START

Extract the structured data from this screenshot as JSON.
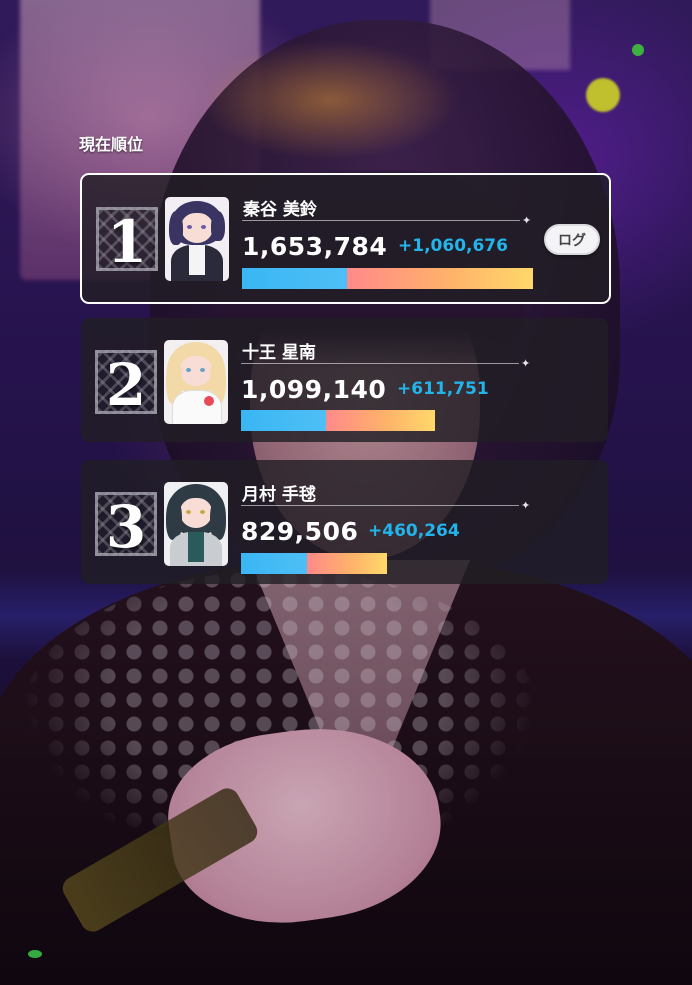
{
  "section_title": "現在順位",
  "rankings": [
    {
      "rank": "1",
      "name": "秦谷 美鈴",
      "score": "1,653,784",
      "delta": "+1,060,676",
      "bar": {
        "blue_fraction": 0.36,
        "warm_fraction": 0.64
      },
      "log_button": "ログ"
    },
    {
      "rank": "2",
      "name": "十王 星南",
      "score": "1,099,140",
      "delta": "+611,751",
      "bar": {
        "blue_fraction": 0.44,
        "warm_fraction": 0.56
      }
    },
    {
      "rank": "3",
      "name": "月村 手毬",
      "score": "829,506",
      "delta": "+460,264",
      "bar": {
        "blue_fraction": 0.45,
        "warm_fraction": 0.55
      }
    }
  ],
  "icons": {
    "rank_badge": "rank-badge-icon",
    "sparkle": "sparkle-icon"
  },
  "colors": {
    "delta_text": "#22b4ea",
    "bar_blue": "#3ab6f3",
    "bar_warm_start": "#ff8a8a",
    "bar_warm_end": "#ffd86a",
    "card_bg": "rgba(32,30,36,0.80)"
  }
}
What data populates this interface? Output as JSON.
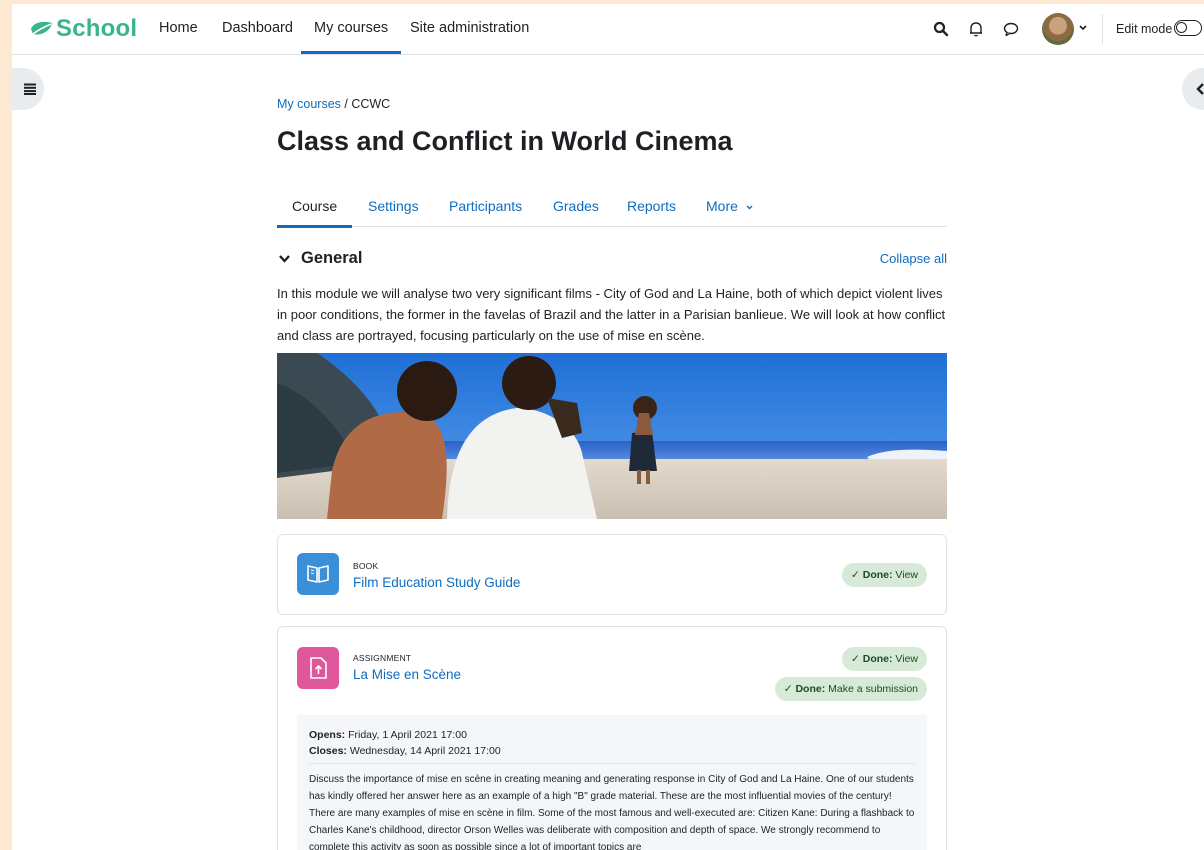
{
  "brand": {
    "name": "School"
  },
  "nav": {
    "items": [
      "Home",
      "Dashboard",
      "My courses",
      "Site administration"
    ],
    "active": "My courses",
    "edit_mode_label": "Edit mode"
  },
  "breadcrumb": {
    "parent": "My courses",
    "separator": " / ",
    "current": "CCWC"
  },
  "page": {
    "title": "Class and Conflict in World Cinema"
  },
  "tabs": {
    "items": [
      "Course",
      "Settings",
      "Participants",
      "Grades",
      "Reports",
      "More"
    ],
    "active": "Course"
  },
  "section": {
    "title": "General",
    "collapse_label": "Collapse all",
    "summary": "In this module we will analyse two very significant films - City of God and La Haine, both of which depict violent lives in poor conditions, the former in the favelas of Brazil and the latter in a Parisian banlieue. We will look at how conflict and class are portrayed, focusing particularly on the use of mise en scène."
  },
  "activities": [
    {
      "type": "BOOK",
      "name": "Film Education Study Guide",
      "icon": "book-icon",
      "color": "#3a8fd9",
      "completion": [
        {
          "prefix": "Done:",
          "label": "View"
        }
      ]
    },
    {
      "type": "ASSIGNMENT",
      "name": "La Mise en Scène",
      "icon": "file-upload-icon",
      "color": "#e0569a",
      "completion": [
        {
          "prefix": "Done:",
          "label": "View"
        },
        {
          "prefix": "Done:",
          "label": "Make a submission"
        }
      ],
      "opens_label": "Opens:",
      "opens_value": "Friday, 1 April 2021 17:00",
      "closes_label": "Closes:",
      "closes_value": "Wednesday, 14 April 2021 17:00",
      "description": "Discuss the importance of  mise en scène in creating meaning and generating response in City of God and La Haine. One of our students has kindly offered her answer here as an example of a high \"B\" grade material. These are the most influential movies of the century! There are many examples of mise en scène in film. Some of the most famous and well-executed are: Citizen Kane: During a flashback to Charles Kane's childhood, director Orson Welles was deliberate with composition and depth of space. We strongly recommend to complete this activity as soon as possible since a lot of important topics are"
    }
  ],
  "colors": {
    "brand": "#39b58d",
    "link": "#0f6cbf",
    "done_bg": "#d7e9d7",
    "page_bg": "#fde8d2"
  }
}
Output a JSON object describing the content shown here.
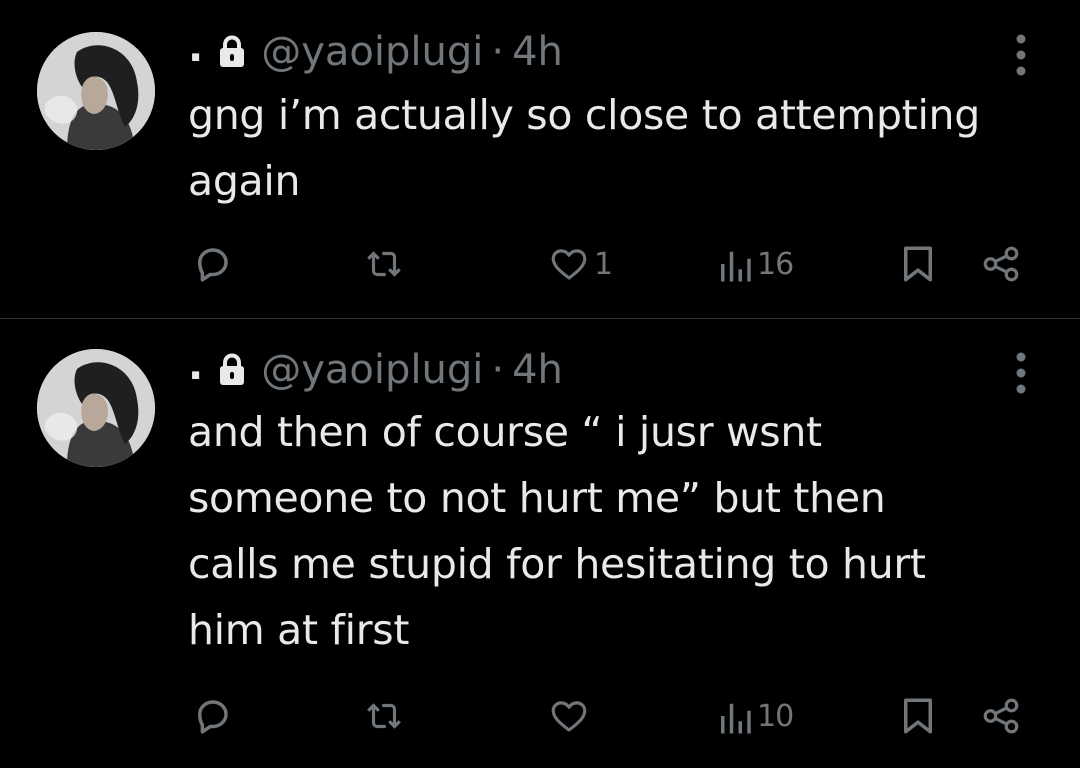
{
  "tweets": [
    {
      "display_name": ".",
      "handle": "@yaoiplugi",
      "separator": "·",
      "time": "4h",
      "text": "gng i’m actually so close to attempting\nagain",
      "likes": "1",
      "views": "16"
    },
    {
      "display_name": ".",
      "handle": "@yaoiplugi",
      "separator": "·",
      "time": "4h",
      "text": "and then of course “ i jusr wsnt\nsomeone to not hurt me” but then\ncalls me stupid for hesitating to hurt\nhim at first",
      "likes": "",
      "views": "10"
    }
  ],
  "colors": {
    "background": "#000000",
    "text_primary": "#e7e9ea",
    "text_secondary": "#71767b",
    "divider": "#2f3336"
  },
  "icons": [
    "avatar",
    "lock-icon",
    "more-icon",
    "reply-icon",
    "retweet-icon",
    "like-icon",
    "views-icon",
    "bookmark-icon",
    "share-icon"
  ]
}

END

What to produce
Starting at the line that contains "Output a JSON", please write out every line to the end of the entries, inclusive, copied exactly and with pictures omitted.

The result
Output a JSON object describing the content shown here.
{
  "tweets": [
    {
      "display_name": ".",
      "handle": "@yaoiplugi",
      "separator": "·",
      "time": "4h",
      "text": "gng i’m actually so close to attempting\nagain",
      "likes": "1",
      "views": "16"
    },
    {
      "display_name": ".",
      "handle": "@yaoiplugi",
      "separator": "·",
      "time": "4h",
      "text": "and then of course “ i jusr wsnt\nsomeone to not hurt me” but then\ncalls me stupid for hesitating to hurt\nhim at first",
      "likes": "",
      "views": "10"
    }
  ],
  "colors": {
    "background": "#000000",
    "text_primary": "#e7e9ea",
    "text_secondary": "#71767b",
    "divider": "#2f3336"
  },
  "icons": [
    "avatar",
    "lock-icon",
    "more-icon",
    "reply-icon",
    "retweet-icon",
    "like-icon",
    "views-icon",
    "bookmark-icon",
    "share-icon"
  ]
}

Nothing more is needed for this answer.